- [Instructions for the task]
Would you output the whole listing below, exactly as it reads?

Extracted records
-- start --

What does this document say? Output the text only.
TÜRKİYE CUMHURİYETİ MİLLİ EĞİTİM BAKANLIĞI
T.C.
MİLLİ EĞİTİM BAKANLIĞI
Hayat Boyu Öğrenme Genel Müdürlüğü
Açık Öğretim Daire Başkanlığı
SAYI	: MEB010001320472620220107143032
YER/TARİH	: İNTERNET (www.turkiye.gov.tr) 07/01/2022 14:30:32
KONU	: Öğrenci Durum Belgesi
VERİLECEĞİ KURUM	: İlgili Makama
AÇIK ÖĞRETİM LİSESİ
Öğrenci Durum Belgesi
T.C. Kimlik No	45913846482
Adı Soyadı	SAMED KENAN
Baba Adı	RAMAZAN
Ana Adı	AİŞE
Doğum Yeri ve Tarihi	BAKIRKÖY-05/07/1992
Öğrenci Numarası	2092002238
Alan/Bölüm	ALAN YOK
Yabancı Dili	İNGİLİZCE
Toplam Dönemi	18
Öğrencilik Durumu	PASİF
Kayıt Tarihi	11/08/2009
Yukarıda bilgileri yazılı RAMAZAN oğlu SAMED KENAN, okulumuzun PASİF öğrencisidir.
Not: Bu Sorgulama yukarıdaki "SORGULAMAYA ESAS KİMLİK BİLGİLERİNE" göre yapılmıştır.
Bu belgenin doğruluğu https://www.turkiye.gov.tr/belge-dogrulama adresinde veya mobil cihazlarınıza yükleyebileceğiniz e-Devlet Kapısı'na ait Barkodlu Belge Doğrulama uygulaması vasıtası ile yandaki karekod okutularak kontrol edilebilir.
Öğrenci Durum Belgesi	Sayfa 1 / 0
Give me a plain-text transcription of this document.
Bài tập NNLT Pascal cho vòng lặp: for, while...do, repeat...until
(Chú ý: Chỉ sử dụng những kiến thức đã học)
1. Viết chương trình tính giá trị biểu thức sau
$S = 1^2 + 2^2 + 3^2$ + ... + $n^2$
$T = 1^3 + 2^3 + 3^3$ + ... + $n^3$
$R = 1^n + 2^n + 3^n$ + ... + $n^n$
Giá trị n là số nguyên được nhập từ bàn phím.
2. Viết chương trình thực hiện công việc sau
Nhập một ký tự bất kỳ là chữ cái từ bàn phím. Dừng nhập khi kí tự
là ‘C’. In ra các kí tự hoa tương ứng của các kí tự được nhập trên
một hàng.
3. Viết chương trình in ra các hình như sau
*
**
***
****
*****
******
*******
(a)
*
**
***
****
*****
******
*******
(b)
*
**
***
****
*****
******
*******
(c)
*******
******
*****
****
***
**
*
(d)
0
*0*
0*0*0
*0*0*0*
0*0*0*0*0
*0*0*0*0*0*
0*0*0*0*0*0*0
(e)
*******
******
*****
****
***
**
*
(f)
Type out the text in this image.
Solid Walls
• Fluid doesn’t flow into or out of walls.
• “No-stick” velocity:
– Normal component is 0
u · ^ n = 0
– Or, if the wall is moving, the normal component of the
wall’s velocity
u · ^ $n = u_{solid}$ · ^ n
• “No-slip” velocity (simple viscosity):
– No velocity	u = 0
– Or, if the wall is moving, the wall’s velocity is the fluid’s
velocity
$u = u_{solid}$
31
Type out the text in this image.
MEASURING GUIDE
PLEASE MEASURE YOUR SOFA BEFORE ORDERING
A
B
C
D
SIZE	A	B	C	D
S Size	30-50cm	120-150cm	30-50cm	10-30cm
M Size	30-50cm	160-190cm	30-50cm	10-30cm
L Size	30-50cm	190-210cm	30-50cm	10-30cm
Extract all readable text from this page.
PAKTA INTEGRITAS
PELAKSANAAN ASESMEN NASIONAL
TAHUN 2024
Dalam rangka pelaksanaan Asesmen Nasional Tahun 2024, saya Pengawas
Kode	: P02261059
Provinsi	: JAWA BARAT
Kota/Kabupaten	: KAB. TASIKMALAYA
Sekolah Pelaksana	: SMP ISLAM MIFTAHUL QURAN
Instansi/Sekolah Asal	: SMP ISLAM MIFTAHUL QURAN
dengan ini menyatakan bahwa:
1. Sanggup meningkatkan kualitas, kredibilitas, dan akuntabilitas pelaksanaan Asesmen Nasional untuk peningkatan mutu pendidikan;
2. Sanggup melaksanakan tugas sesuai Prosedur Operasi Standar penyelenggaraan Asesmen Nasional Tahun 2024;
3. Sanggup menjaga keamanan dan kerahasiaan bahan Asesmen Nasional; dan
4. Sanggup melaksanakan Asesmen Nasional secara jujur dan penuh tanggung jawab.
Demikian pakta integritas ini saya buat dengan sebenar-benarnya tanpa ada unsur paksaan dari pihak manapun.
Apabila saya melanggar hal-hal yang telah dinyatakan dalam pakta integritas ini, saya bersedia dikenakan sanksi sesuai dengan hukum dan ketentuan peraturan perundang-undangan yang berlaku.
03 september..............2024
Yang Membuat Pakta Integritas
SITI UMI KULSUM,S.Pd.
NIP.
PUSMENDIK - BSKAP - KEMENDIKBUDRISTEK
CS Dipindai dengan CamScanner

-- end --

- [Response below]
What does this document say? Output the text only.
TÜRKİYE CUMHURİYETİ MİLLİ EĞİTİM BAKANLIĞI
T.C.
MİLLİ EĞİTİM BAKANLIĞI
Hayat Boyu Öğrenme Genel Müdürlüğü
Açık Öğretim Daire Başkanlığı
SAYI	: MEB010001320472620220107143032
YER/TARİH	: İNTERNET (www.turkiye.gov.tr) 07/01/2022 14:30:32
KONU	: Öğrenci Durum Belgesi
VERİLECEĞİ KURUM	: İlgili Makama
AÇIK ÖĞRETİM LİSESİ
Öğrenci Durum Belgesi
T.C. Kimlik No	45913846482
Adı Soyadı	SAMED KENAN
Baba Adı	RAMAZAN
Ana Adı	AİŞE
Doğum Yeri ve Tarihi	BAKIRKÖY-05/07/1992
Öğrenci Numarası	2092002238
Alan/Bölüm	ALAN YOK
Yabancı Dili	İNGİLİZCE
Toplam Dönemi	18
Öğrencilik Durumu	PASİF
Kayıt Tarihi	11/08/2009
Yukarıda bilgileri yazılı RAMAZAN oğlu SAMED KENAN, okulumuzun PASİF öğrencisidir.
Not: Bu Sorgulama yukarıdaki "SORGULAMAYA ESAS KİMLİK BİLGİLERİNE" göre yapılmıştır.
Bu belgenin doğruluğu https://www.turkiye.gov.tr/belge-dogrulama adresinde veya mobil cihazlarınıza yükleyebileceğiniz e-Devlet Kapısı'na ait Barkodlu Belge Doğrulama uygulaması vasıtası ile yandaki karekod okutularak kontrol edilebilir.
Öğrenci Durum Belgesi	Sayfa 1 / 0
Give me a plain-text transcription of this document.
Bài tập NNLT Pascal cho vòng lặp: for, while...do, repeat...until
(Chú ý: Chỉ sử dụng những kiến thức đã học)
1. Viết chương trình tính giá trị biểu thức sau
$S = 1^2 + 2^2 + 3^2$ + ... + $n^2$
$T = 1^3 + 2^3 + 3^3$ + ... + $n^3$
$R = 1^n + 2^n + 3^n$ + ... + $n^n$
Giá trị n là số nguyên được nhập từ bàn phím.
2. Viết chương trình thực hiện công việc sau
Nhập một ký tự bất kỳ là chữ cái từ bàn phím. Dừng nhập khi kí tự
là ‘C’. In ra các kí tự hoa tương ứng của các kí tự được nhập trên
một hàng.
3. Viết chương trình in ra các hình như sau
*
**
***
****
*****
******
*******
(a)
*
**
***
****
*****
******
*******
(b)
*
**
***
****
*****
******
*******
(c)
*******
******
*****
****
***
**
*
(d)
0
*0*
0*0*0
*0*0*0*
0*0*0*0*0
*0*0*0*0*0*
0*0*0*0*0*0*0
(e)
*******
******
*****
****
***
**
*
(f)
Type out the text in this image.
Solid Walls
• Fluid doesn’t flow into or out of walls.
• “No-stick” velocity:
– Normal component is 0
u · ^ n = 0
– Or, if the wall is moving, the normal component of the
wall’s velocity
u · ^ $n = u_{solid}$ · ^ n
• “No-slip” velocity (simple viscosity):
– No velocity	u = 0
– Or, if the wall is moving, the wall’s velocity is the fluid’s
velocity
$u = u_{solid}$
31
Type out the text in this image.
MEASURING GUIDE
PLEASE MEASURE YOUR SOFA BEFORE ORDERING
A
B
C
D
SIZE	A	B	C	D
S Size	30-50cm	120-150cm	30-50cm	10-30cm
M Size	30-50cm	160-190cm	30-50cm	10-30cm
L Size	30-50cm	190-210cm	30-50cm	10-30cm
Extract all readable text from this page.
PAKTA INTEGRITAS
PELAKSANAAN ASESMEN NASIONAL
TAHUN 2024
Dalam rangka pelaksanaan Asesmen Nasional Tahun 2024, saya Pengawas
Kode	: P02261059
Provinsi	: JAWA BARAT
Kota/Kabupaten	: KAB. TASIKMALAYA
Sekolah Pelaksana	: SMP ISLAM MIFTAHUL QURAN
Instansi/Sekolah Asal	: SMP ISLAM MIFTAHUL QURAN
dengan ini menyatakan bahwa:
1. Sanggup meningkatkan kualitas, kredibilitas, dan akuntabilitas pelaksanaan Asesmen Nasional untuk peningkatan mutu pendidikan;
2. Sanggup melaksanakan tugas sesuai Prosedur Operasi Standar penyelenggaraan Asesmen Nasional Tahun 2024;
3. Sanggup menjaga keamanan dan kerahasiaan bahan Asesmen Nasional; dan
4. Sanggup melaksanakan Asesmen Nasional secara jujur dan penuh tanggung jawab.
Demikian pakta integritas ini saya buat dengan sebenar-benarnya tanpa ada unsur paksaan dari pihak manapun.
Apabila saya melanggar hal-hal yang telah dinyatakan dalam pakta integritas ini, saya bersedia dikenakan sanksi sesuai dengan hukum dan ketentuan peraturan perundang-undangan yang berlaku.
03 september..............2024
Yang Membuat Pakta Integritas
SITI UMI KULSUM,S.Pd.
NIP.
PUSMENDIK - BSKAP - KEMENDIKBUDRISTEK
CS Dipindai dengan CamScanner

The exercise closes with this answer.